CHALLENGE 1 =>
Answer these questions using the forum excerpt on flashlight collecting, one line each:
(a) What color are the Maglites mentioned in the opening post?
(b) What was BuzzLight's first quality flashlight?
(c) Which Maglite does ven describe as the biggest letdown?

DOCUMENT EXTRACT =>

<<<<

I enjoy the color and the type. I have been collecting for only a short time. But I do have some Gold colored Maglites.


----------



## BuzzLight (Sep 27, 2013)

This thing is an addiction... 

I started out first with an incandescent Mag-Lite in the 90's in which my Dad gave me a mini one. And when LED's started to become increasingly popular I bought 300 Peso flashlights which is around $6 USD/each. It produced about 30 lumens at most. Then only around five years ago I got my first quality flashlight which was a Fenix PD20. After that I was so amazed how much output it can produce. Now, I'm constantly looking for the brightest LED flashlights in the market. My family are into it too and we have collected almost every Fenix product already. That is our new bonding!


----------



## ven (Oct 18, 2013)

Mine started around 1992 when i used to work on HGVs(heavy goods vehicles) as an apprentice,snap on tools required a D maglite to keep them company.At the time (some may argue still) maglite was the best.From then i have had a few cheap ones,biggest let down for me was the aaa maglite for my car keys.As good as useless,then went led.Coming in handy for work and camping my collection has grown a little over last few years.I like to have several at my bed side,in my car,in work and also in caravan.I like a back up for a back up I sort of get an obsession.......the boss will agree........from modifications on my 4x4 to tools.......i just cant stop.

>>>>

TASK INPUTS =>
<<<<

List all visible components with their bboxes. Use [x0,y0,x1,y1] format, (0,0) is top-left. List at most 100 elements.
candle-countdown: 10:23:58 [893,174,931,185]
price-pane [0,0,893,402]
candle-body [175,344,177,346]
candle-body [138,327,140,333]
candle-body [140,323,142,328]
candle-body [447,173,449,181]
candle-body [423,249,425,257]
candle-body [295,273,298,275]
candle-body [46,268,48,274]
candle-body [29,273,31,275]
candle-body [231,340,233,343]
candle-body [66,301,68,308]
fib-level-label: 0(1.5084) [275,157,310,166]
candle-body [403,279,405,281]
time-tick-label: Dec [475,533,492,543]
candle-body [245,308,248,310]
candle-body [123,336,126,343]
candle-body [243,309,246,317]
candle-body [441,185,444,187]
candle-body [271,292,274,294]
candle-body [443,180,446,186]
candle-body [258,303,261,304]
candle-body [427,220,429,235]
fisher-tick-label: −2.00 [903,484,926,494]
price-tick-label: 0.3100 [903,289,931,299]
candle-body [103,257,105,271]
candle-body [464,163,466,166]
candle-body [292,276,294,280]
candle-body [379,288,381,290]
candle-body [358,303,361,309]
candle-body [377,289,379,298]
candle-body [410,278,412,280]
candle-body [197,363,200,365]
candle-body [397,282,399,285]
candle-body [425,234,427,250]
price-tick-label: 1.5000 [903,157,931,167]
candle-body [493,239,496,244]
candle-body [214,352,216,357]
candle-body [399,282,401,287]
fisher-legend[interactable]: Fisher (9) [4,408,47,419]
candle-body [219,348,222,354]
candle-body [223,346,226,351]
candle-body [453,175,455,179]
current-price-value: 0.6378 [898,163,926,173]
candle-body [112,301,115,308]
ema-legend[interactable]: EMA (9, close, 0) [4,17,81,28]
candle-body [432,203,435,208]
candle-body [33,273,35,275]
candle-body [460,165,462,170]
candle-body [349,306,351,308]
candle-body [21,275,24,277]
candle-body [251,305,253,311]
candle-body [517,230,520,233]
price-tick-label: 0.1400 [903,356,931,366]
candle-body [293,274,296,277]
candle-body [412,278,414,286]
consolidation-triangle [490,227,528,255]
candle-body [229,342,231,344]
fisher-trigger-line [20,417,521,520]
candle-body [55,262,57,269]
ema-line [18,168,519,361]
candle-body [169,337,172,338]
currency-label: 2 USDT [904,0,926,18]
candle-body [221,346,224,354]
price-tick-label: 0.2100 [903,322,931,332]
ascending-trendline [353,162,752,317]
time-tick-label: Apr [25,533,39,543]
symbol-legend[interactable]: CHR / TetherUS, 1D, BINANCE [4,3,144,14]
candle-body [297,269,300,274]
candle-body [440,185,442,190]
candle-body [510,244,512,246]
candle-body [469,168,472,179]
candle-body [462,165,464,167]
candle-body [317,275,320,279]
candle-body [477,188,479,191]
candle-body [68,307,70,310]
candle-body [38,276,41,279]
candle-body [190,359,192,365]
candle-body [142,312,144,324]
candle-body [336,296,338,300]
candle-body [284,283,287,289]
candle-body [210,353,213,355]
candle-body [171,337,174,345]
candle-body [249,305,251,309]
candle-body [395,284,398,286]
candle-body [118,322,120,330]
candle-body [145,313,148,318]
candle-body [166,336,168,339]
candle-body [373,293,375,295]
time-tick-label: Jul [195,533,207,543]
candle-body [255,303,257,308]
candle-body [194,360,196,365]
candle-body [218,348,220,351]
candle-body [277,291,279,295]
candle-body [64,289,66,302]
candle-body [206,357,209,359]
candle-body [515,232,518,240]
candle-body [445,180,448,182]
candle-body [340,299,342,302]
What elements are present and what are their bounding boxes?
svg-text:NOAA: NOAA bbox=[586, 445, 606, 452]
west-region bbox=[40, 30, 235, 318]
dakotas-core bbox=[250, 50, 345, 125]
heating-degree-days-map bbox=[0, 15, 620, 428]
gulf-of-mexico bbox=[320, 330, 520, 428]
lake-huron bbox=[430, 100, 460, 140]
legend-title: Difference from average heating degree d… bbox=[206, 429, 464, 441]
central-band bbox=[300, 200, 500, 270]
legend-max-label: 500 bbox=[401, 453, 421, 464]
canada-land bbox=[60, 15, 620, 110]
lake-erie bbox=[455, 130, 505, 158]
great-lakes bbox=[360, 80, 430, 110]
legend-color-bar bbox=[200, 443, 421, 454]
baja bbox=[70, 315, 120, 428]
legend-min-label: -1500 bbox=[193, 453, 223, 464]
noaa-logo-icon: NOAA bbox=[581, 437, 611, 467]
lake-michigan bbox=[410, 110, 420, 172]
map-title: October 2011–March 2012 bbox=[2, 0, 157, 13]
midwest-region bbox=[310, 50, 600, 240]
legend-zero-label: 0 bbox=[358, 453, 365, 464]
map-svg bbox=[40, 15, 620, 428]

>>>>

CHALLENGE 2 => Duplicate the records verbatim. Begin at their first line and stop after the line that contains "ascending-trendline [353,162,752,317]".

FULL RESPONSE 1 =>
(a) Gold
(b) A Fenix PD20
(c) The AAA Maglite for car keys

FULL RESPONSE 2 =>
List all visible components with their bboxes. Use [x0,y0,x1,y1] format, (0,0) is top-left. List at most 100 elements.
candle-countdown: 10:23:58 [893,174,931,185]
price-pane [0,0,893,402]
candle-body [175,344,177,346]
candle-body [138,327,140,333]
candle-body [140,323,142,328]
candle-body [447,173,449,181]
candle-body [423,249,425,257]
candle-body [295,273,298,275]
candle-body [46,268,48,274]
candle-body [29,273,31,275]
candle-body [231,340,233,343]
candle-body [66,301,68,308]
fib-level-label: 0(1.5084) [275,157,310,166]
candle-body [403,279,405,281]
time-tick-label: Dec [475,533,492,543]
candle-body [245,308,248,310]
candle-body [123,336,126,343]
candle-body [243,309,246,317]
candle-body [441,185,444,187]
candle-body [271,292,274,294]
candle-body [443,180,446,186]
candle-body [258,303,261,304]
candle-body [427,220,429,235]
fisher-tick-label: −2.00 [903,484,926,494]
price-tick-label: 0.3100 [903,289,931,299]
candle-body [103,257,105,271]
candle-body [464,163,466,166]
candle-body [292,276,294,280]
candle-body [379,288,381,290]
candle-body [358,303,361,309]
candle-body [377,289,379,298]
candle-body [410,278,412,280]
candle-body [197,363,200,365]
candle-body [397,282,399,285]
candle-body [425,234,427,250]
price-tick-label: 1.5000 [903,157,931,167]
candle-body [493,239,496,244]
candle-body [214,352,216,357]
candle-body [399,282,401,287]
fisher-legend[interactable]: Fisher (9) [4,408,47,419]
candle-body [219,348,222,354]
candle-body [223,346,226,351]
candle-body [453,175,455,179]
current-price-value: 0.6378 [898,163,926,173]
candle-body [112,301,115,308]
ema-legend[interactable]: EMA (9, close, 0) [4,17,81,28]
candle-body [432,203,435,208]
candle-body [33,273,35,275]
candle-body [460,165,462,170]
candle-body [349,306,351,308]
candle-body [21,275,24,277]
candle-body [251,305,253,311]
candle-body [517,230,520,233]
price-tick-label: 0.1400 [903,356,931,366]
candle-body [293,274,296,277]
candle-body [412,278,414,286]
consolidation-triangle [490,227,528,255]
candle-body [229,342,231,344]
fisher-trigger-line [20,417,521,520]
candle-body [55,262,57,269]
ema-line [18,168,519,361]
candle-body [169,337,172,338]
currency-label: 2 USDT [904,0,926,18]
candle-body [221,346,224,354]
price-tick-label: 0.2100 [903,322,931,332]
ascending-trendline [353,162,752,317]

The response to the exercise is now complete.